ЗАДАНИЕ A
Выпишите все географические названия из первого абзаца текста об Израиле.

──────────

Дзену политическому способствуют и некоторые неведомые раньше знания. Например, тот факт, что многие арабы, живущие в Хевроне, — это потомки евреев, когда-то во времена Османского владычества принявших ислам. Или то, что палестинцы знать ничего не хотят о евреях и называют их «крестоносцами». А свое обладание Палестиной не отделяют от имперских представлений о халифате, распространяющемся от Индийского океана до Гибралтара.

Одно из моих любимых мест на севере Израиля — крепостные руины замка Шастеле, высящиеся над руслом Иордана в том месте, где конным войскам было удобней всего переходить его вброд на пути из Сирии и обратно. Этот переход называется Бродом Иакова и именно здесь Саладдин окончательно разгромил тамплиеров, удерживавшихся в анклавах крепостей, разбросанных по угасающему королевству. Здесь недавно было найдено около сотни скелетов рыцарей, обезглавленные тела которых оказались сброшены в водную цистерну. Я люблю весной посидеть над этим каменным колодцем-могилой. Холмы там кажутся красноватыми от анемонов, цветущих только одну неделю в году.

Мне бы никогда не пришла в голову идея думать о евреях, как о крестоносцах. И это удивление навело на мысль, что гибель Иерусалимского королевства весьма важна и должна быть осмыслена в современности. Из нее, по меньшей мере, следует, что нельзя жить в укрепленных замках, рассредоточенных и потому обособленных. Жизнь — это передача и обмен смыслами, а не диктовка могущества. Впрочем, если голос, участвующий в коммуникациях, слаб, не обладает живучестью и силой, то каковы бы ни были намерения его владельца, он, этот голос, не будет услышан.

Однако, если жить в обществе, где прошлое, будущее и настоящее обладают хорошим метаболизмом обогащения друг друга, где есть понимание того, что законы природы и законы развития цивилизации не статичны и направлены в сторону умножения смыслов, в направлении антропологического разнообразия, — надежда не будет потеряна.
Повторюсь: нигде и никогда в своей жизни я не видел столько человеческих характеров библейской мощности, как здесь: внутренний возраст людей, глубина времени в глазах — иногда поражают. Вероятно, поэтому никогда и нигде я не сталкивался с такой развитой взаимовыручкой и терпимостью, как здесь.

──────────

ЗАДАНИЕ B
Перепишите в виде JSON-списка строк часть списка, которая открывается его первой строкой и закрывается строкой, содержащей «243, 74, 271]», обе включительно. Каждая строка должна стать отдельным элементом, пустые строки пропустите.

Записи элементов с рамками
──────────

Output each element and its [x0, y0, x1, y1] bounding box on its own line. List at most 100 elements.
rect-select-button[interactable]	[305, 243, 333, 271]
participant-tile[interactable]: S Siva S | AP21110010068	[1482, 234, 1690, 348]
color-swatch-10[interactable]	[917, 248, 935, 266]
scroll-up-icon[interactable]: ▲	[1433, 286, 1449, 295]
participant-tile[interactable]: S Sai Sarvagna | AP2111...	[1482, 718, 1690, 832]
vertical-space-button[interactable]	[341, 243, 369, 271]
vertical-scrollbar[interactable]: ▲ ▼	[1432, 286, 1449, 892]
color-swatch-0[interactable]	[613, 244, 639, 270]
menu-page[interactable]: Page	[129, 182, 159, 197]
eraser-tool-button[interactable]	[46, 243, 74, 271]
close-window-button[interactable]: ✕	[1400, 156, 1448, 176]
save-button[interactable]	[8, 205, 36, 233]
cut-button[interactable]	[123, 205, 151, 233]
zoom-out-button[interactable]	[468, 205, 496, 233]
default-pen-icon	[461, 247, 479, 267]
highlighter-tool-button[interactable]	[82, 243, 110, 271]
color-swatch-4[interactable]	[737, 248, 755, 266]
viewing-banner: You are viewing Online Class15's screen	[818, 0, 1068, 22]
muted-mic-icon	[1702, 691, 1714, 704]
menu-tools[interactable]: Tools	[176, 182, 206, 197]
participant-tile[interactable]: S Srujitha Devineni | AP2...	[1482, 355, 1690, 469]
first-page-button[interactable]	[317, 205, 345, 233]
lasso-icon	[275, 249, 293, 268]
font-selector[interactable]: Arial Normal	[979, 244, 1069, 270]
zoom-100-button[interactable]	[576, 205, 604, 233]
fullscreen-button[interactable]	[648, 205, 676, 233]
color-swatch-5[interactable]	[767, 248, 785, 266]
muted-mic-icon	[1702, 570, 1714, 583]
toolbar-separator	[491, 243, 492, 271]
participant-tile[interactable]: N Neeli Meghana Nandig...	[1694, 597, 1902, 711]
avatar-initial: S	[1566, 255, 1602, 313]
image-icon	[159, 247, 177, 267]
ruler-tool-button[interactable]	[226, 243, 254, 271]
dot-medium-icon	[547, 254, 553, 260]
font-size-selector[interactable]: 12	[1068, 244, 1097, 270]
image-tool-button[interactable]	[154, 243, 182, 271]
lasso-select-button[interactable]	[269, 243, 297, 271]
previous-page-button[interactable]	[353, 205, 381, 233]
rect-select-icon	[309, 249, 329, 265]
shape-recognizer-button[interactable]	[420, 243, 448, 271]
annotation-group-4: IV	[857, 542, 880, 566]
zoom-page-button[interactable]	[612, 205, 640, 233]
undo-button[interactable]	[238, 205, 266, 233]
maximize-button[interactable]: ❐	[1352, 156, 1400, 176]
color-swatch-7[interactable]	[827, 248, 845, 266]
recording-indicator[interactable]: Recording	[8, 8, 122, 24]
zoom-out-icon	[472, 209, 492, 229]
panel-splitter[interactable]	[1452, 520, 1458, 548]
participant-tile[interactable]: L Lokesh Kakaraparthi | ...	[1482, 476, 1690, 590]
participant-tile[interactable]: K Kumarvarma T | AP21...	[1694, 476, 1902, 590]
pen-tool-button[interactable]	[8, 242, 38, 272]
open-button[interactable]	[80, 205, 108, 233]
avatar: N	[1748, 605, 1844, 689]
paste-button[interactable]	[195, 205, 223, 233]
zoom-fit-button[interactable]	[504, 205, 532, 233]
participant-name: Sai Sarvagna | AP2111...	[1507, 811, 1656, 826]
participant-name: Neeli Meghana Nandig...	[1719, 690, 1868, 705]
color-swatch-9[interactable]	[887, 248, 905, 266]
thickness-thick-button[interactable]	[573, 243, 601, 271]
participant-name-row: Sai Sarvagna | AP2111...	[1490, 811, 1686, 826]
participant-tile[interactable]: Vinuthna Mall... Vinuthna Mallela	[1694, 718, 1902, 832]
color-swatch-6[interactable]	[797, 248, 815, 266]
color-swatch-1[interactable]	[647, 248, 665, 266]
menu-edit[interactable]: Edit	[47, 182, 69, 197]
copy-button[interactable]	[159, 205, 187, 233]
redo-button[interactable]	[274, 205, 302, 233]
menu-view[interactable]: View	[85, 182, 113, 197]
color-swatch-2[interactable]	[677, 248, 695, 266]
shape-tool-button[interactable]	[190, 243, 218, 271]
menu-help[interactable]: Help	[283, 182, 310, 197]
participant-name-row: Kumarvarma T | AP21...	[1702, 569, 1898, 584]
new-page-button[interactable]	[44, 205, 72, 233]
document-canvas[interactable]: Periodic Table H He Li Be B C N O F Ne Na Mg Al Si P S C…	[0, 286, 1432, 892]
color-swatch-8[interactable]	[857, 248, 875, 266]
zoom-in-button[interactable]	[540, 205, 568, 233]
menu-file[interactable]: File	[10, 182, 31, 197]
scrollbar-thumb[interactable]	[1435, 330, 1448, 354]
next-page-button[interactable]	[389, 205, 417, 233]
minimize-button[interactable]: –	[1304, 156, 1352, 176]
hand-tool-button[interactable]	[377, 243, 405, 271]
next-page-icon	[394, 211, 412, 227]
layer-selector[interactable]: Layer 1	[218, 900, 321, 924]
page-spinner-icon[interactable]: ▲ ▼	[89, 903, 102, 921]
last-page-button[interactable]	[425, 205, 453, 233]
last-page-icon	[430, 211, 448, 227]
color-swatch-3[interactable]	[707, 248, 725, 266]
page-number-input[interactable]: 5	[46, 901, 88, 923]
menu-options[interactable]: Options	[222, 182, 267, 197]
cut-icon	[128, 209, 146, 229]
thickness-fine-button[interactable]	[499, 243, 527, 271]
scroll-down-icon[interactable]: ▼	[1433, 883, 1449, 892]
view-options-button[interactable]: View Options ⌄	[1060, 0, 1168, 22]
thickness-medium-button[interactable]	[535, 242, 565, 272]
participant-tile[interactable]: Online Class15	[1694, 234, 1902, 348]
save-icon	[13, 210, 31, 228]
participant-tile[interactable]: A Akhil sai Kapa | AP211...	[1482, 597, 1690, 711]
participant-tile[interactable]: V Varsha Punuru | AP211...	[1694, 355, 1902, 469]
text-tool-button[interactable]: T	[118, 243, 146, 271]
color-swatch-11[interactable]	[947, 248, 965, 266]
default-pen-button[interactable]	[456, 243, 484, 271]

──────────

ОТВЕТ К ЗАДАНИЮ A
Хеврон, Палестина, Индийский океан, Гибралтар

ОТВЕТ К ЗАДАНИЮ B
[
  "Output each element and its [x0, y0, x1, y1] bounding box on its own line. List at most 100 elements.",
  "rect-select-button[interactable]\t[305, 243, 333, 271]",
  "participant-tile[interactable]: S Siva S | AP21110010068\t[1482, 234, 1690, 348]",
  "color-swatch-10[interactable]\t[917, 248, 935, 266]",
  "scroll-up-icon[interactable]: ▲\t[1433, 286, 1449, 295]",
  "participant-tile[interactable]: S Sai Sarvagna | AP2111...\t[1482, 718, 1690, 832]",
  "vertical-space-button[interactable]\t[341, 243, 369, 271]",
  "vertical-scrollbar[interactable]: ▲ ▼\t[1432, 286, 1449, 892]",
  "color-swatch-0[interactable]\t[613, 244, 639, 270]",
  "menu-page[interactable]: Page\t[129, 182, 159, 197]",
  "eraser-tool-button[interactable]\t[46, 243, 74, 271]"
]